▶ TEXT SHOWN
= = =

There are 4 possible actions: for all 4 Joints. Each parameter in range [-1, 1]. 

Let model learn it by **iteslf**

# Define functional

---
## 1. model

### defenition

In [5]:
class TRPOAgent(nn.Module):
    def __init__(self, state_shape, n_actions, hidden_size=[64, 32]):
        '''
        Here you should define your model
        You should have LOG-PROBABILITIES as output because you will need it to compute loss
        We recommend that you start simple: 
        use 1-2 hidden layers with 100-500 units and relu for the first try
        '''
        nn.Module.__init__(self)

        self.body = nn.Sequential(
            nn.Linear(state_shape[0], hidden_size[0]),
            nn.ReLU(),
            nn.Linear(hidden_size[0], hidden_size[1]),
            nn.ReLU(),
        )
        self.mu_head = nn.Sequential(
            nn.Linear(hidden_size[1], n_actions),
            nn.ReLU()

= = =

▶ DATA EXCERPTS
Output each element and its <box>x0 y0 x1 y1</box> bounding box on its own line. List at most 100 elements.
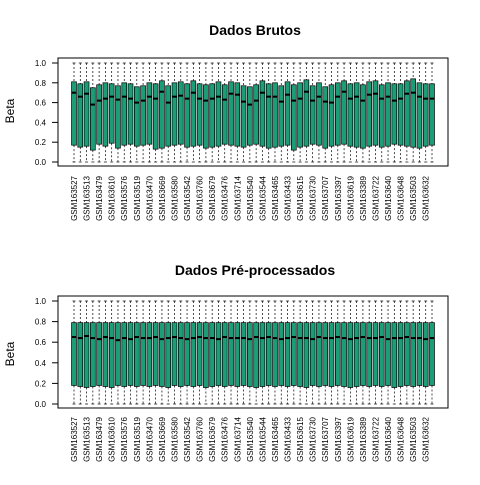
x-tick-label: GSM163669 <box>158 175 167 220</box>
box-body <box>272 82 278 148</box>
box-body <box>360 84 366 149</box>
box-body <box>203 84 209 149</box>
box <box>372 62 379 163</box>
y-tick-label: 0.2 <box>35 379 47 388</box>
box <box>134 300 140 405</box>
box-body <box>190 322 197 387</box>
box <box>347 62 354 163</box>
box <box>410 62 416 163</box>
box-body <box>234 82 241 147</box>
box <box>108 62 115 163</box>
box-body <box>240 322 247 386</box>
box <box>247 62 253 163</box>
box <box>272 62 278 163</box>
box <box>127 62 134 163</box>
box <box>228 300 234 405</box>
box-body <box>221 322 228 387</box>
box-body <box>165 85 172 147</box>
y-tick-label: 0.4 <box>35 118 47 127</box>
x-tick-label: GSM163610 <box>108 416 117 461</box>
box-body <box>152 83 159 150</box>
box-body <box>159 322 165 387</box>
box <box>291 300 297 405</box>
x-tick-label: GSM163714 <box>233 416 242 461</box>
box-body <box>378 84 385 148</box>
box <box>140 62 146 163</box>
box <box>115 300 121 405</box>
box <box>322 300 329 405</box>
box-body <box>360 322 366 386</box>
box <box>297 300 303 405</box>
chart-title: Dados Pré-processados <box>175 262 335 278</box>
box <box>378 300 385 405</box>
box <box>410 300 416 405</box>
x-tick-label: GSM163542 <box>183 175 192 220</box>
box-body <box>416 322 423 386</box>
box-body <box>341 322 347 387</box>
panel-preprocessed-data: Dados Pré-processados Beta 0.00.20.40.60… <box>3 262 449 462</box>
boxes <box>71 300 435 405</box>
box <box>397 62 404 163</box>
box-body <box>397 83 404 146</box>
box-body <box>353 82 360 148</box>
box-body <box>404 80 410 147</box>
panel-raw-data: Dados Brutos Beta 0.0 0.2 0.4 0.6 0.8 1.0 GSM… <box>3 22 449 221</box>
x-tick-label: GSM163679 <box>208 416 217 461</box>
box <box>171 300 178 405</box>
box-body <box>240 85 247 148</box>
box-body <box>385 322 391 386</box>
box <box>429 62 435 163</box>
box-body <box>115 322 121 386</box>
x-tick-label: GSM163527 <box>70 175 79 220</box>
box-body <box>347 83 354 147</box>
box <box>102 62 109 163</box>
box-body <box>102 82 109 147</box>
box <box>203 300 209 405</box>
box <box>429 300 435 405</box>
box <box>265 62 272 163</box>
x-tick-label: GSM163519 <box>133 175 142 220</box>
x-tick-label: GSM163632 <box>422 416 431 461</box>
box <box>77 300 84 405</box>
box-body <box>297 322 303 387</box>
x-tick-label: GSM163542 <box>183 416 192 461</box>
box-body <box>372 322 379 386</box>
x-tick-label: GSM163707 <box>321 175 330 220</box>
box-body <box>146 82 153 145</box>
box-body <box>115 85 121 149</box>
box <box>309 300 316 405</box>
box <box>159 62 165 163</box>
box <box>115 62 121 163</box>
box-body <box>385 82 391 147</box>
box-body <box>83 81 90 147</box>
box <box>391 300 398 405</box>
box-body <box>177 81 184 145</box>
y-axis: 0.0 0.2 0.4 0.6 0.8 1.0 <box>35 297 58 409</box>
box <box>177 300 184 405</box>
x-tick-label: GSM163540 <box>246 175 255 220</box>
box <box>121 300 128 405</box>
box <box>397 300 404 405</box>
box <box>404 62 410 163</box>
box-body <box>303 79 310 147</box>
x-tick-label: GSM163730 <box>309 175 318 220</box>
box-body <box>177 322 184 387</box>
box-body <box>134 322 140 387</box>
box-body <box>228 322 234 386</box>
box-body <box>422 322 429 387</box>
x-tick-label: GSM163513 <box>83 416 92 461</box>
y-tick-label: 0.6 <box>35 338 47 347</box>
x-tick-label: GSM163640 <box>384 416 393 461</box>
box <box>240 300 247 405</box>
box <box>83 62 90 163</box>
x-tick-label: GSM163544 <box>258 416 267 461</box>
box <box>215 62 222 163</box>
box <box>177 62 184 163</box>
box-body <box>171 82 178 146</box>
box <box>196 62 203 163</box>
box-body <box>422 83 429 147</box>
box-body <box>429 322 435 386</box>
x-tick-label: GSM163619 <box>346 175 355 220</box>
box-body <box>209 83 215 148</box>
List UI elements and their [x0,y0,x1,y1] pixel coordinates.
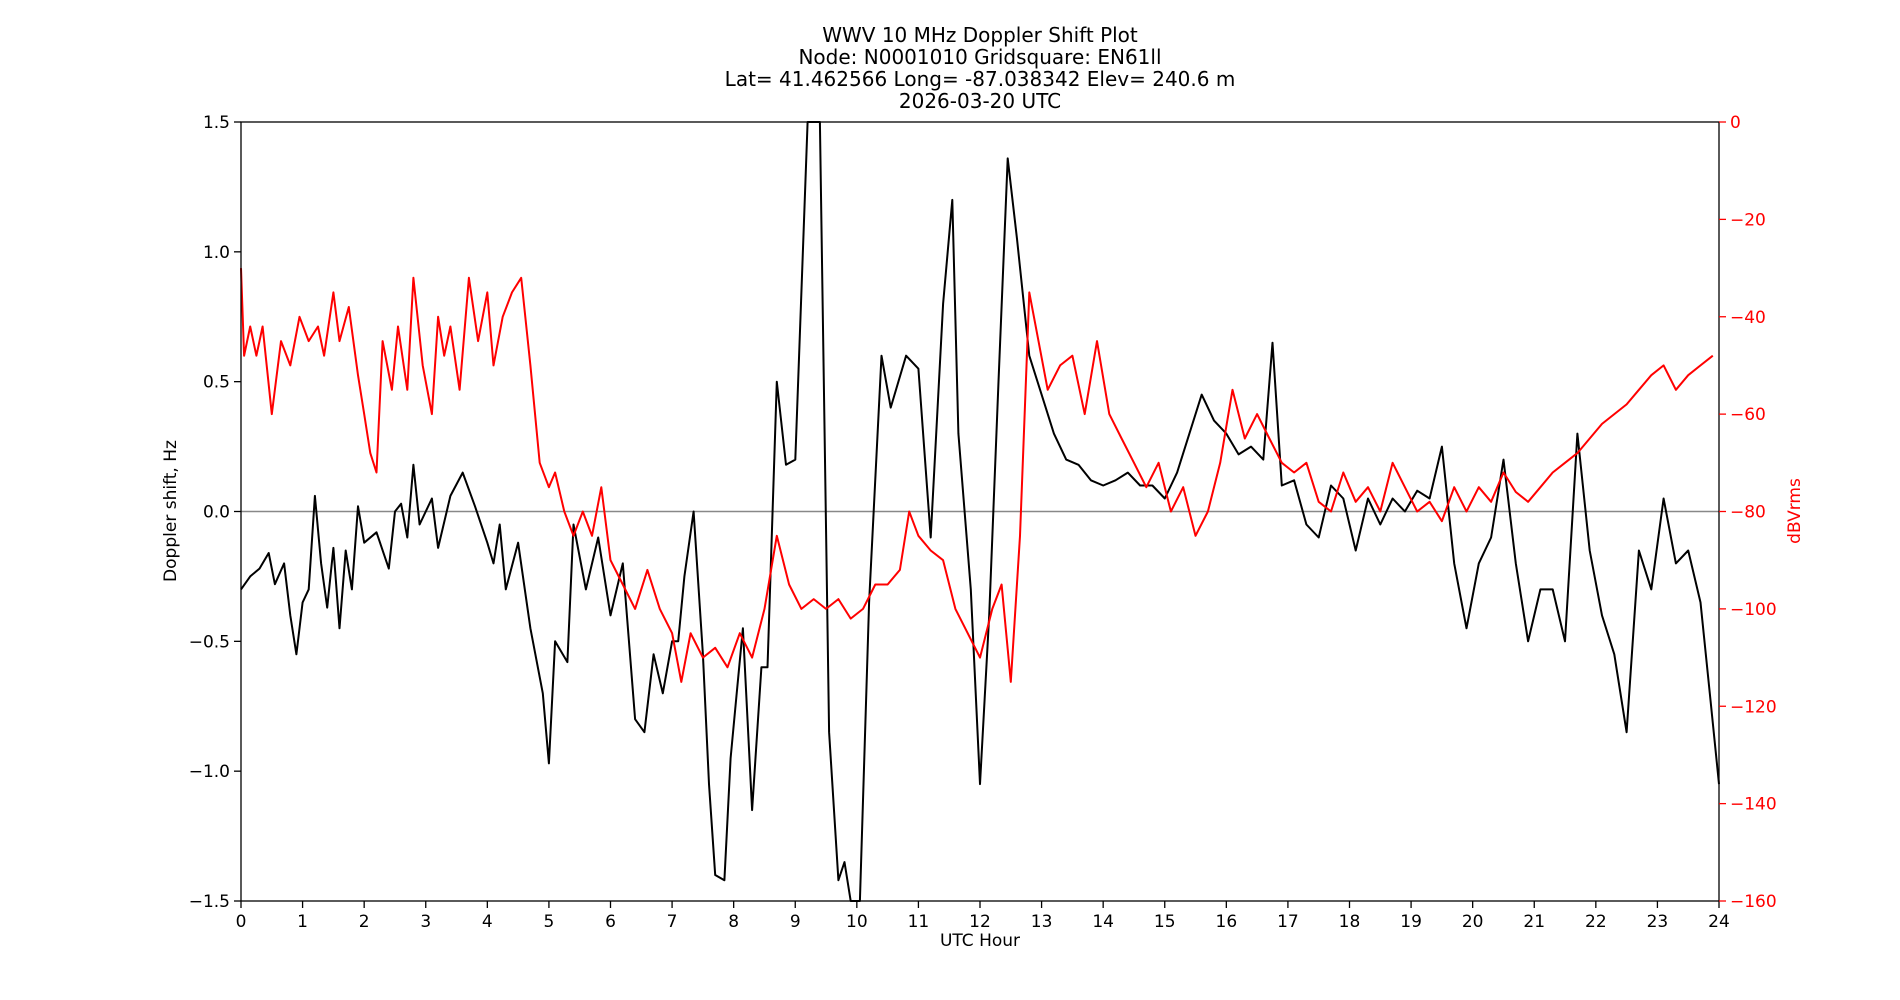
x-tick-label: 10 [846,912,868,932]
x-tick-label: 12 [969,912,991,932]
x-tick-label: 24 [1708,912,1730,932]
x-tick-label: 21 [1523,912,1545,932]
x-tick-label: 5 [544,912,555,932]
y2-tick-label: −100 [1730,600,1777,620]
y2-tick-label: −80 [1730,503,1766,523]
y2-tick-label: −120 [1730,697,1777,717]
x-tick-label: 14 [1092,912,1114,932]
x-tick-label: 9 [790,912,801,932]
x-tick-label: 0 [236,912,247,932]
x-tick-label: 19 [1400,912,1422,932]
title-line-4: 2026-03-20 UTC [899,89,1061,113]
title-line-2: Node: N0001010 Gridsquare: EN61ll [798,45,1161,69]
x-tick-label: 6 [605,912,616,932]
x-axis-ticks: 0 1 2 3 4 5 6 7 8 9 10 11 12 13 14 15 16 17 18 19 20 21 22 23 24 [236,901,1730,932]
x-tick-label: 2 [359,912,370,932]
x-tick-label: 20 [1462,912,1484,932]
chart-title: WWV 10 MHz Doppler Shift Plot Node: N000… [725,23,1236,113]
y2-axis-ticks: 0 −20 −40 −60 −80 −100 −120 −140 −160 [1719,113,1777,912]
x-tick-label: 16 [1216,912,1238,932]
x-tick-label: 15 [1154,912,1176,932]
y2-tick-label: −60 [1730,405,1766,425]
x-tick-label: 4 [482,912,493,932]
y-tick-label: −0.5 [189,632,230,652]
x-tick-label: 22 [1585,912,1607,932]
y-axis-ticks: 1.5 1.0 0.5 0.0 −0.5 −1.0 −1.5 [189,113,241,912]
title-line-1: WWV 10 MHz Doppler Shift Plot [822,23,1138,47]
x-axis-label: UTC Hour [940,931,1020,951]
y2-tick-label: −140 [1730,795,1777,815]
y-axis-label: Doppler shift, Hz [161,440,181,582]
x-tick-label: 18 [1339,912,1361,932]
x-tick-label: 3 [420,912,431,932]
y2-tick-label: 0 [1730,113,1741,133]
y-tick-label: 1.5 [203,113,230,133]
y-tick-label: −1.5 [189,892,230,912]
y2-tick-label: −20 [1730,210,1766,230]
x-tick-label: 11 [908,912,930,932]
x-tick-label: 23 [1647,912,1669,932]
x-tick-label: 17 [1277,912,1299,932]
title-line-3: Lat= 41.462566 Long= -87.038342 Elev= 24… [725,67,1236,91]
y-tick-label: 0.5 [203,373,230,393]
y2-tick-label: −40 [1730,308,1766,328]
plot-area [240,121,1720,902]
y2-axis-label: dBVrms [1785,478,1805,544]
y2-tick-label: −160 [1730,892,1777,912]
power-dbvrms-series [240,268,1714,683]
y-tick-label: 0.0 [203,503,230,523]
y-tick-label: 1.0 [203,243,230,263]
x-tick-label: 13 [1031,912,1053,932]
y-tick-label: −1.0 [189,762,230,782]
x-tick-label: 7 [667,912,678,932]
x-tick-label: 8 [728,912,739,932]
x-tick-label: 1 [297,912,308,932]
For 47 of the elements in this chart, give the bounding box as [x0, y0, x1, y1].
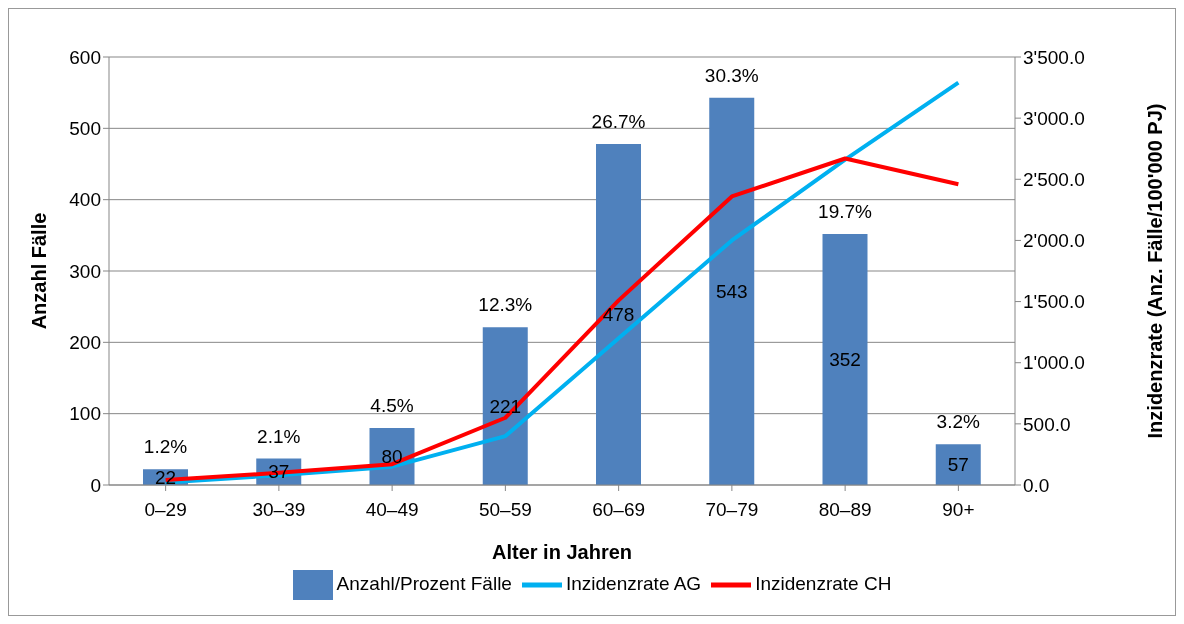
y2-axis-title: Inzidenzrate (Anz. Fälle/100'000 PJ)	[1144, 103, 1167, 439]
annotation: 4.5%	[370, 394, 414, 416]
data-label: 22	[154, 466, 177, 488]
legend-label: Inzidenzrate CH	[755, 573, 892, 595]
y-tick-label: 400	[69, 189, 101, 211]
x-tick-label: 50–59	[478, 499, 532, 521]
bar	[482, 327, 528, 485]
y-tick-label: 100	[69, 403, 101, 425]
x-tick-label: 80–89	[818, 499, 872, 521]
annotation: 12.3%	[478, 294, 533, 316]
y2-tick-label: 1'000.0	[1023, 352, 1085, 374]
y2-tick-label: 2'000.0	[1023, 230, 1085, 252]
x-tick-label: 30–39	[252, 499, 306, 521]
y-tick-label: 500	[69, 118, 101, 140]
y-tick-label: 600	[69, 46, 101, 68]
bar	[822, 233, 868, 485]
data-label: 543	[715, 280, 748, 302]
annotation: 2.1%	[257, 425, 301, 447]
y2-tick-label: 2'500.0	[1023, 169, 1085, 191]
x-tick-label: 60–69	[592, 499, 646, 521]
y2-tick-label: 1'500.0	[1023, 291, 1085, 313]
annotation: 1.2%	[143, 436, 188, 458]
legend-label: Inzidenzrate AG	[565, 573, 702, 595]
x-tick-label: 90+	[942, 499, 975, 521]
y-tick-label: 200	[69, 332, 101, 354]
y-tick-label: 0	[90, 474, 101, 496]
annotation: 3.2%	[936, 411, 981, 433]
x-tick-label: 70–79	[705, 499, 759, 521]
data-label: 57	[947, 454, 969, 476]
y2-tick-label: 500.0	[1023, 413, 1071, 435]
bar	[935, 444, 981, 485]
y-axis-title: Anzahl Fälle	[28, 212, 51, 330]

= = =

▶ REQUIRED ACTIONS
1. Answer these about the notebook excerpt:
(a) How many possible actions are there, and what range does each parameter take?
(b) What default value does the TRPOAgent constructor give hidden_size?
(c) What does the docstring say the model should output?
2. Can you reproduce the lines of the entries verbatim, beginning at the line that has "x-tick-label: GSM163669 <box>158" and stopping after the line that has "box-body <box>234 82 241 147</box>"?
The notebook excerpt and the entries are unrelated material.

▶ SOLUTIONS
1.
(a) There are 4 possible actions, one for each of the 4 joints, and each parameter is in the range [-1, 1].
(b) [64, 32]
(c) Log-probabilities, because they are needed to compute the loss.

2.
x-tick-label: GSM163669 <box>158 175 167 220</box>
box-body <box>272 82 278 148</box>
box-body <box>360 84 366 149</box>
box-body <box>203 84 209 149</box>
box <box>372 62 379 163</box>
y-tick-label: 0.2 <box>35 379 47 388</box>
box <box>134 300 140 405</box>
box-body <box>190 322 197 387</box>
box <box>347 62 354 163</box>
box <box>410 62 416 163</box>
box-body <box>234 82 241 147</box>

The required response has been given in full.